# Data excerpts start

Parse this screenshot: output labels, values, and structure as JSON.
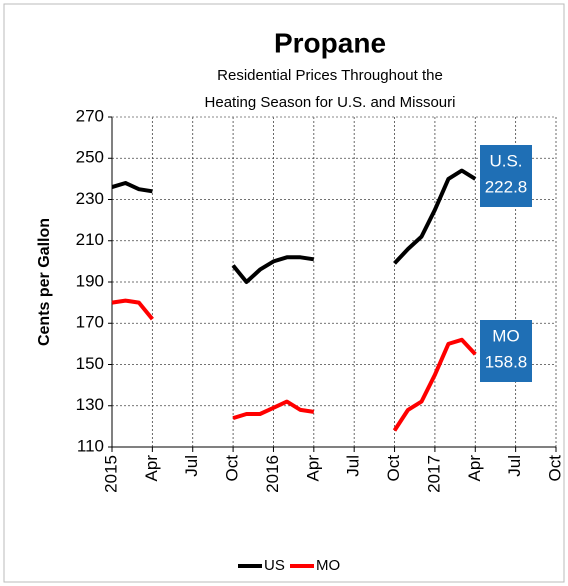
{
  "chart_data": {
    "type": "line",
    "title": "Propane",
    "subtitle": [
      "Residential Prices Throughout the",
      "Heating Season for U.S. and Missouri"
    ],
    "y_label": "Cents per Gallon",
    "categories": [
      "2015",
      null,
      null,
      "Apr",
      null,
      null,
      "Jul",
      null,
      null,
      "Oct",
      null,
      null,
      "2016",
      null,
      null,
      "Apr",
      null,
      null,
      "Jul",
      null,
      null,
      "Oct",
      null,
      null,
      "2017",
      null,
      null,
      "Apr",
      null,
      null,
      "Jul",
      null,
      null,
      "Oct"
    ],
    "series": [
      {
        "name": "US",
        "color": "#000000",
        "values": [
          236,
          238,
          235,
          234,
          null,
          null,
          null,
          null,
          null,
          198,
          190,
          196,
          200,
          202,
          202,
          201,
          null,
          null,
          null,
          null,
          null,
          199,
          206,
          212,
          225,
          240,
          244,
          240,
          null,
          null,
          null,
          null,
          null,
          null
        ]
      },
      {
        "name": "MO",
        "color": "#ff0000",
        "values": [
          180,
          181,
          180,
          172,
          null,
          null,
          null,
          null,
          null,
          124,
          126,
          126,
          129,
          132,
          128,
          127,
          null,
          null,
          null,
          null,
          null,
          118,
          128,
          132,
          145,
          160,
          162,
          155,
          null,
          null,
          null,
          null,
          null,
          null
        ]
      }
    ],
    "annotations": [
      {
        "label": "U.S.",
        "value": 222.8,
        "color": "#1f6fb5"
      },
      {
        "label": "MO",
        "value": 158.8,
        "color": "#1f6fb5"
      }
    ],
    "ylim": [
      110,
      270
    ],
    "yticks": [
      110,
      130,
      150,
      170,
      190,
      210,
      230,
      250,
      270
    ],
    "grid": true,
    "legend": "bottom"
  }
}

# Data excerpts end

:: Description of the task ::
From the entries above, output every line exactly and omit any image.

:: Full output ::
Parse this screenshot: output labels, values, and structure as JSON.
{
  "chart_data": {
    "type": "line",
    "title": "Propane",
    "subtitle": [
      "Residential Prices Throughout the",
      "Heating Season for U.S. and Missouri"
    ],
    "y_label": "Cents per Gallon",
    "categories": [
      "2015",
      null,
      null,
      "Apr",
      null,
      null,
      "Jul",
      null,
      null,
      "Oct",
      null,
      null,
      "2016",
      null,
      null,
      "Apr",
      null,
      null,
      "Jul",
      null,
      null,
      "Oct",
      null,
      null,
      "2017",
      null,
      null,
      "Apr",
      null,
      null,
      "Jul",
      null,
      null,
      "Oct"
    ],
    "series": [
      {
        "name": "US",
        "color": "#000000",
        "values": [
          236,
          238,
          235,
          234,
          null,
          null,
          null,
          null,
          null,
          198,
          190,
          196,
          200,
          202,
          202,
          201,
          null,
          null,
          null,
          null,
          null,
          199,
          206,
          212,
          225,
          240,
          244,
          240,
          null,
          null,
          null,
          null,
          null,
          null
        ]
      },
      {
        "name": "MO",
        "color": "#ff0000",
        "values": [
          180,
          181,
          180,
          172,
          null,
          null,
          null,
          null,
          null,
          124,
          126,
          126,
          129,
          132,
          128,
          127,
          null,
          null,
          null,
          null,
          null,
          118,
          128,
          132,
          145,
          160,
          162,
          155,
          null,
          null,
          null,
          null,
          null,
          null
        ]
      }
    ],
    "annotations": [
      {
        "label": "U.S.",
        "value": 222.8,
        "color": "#1f6fb5"
      },
      {
        "label": "MO",
        "value": 158.8,
        "color": "#1f6fb5"
      }
    ],
    "ylim": [
      110,
      270
    ],
    "yticks": [
      110,
      130,
      150,
      170,
      190,
      210,
      230,
      250,
      270
    ],
    "grid": true,
    "legend": "bottom"
  }
}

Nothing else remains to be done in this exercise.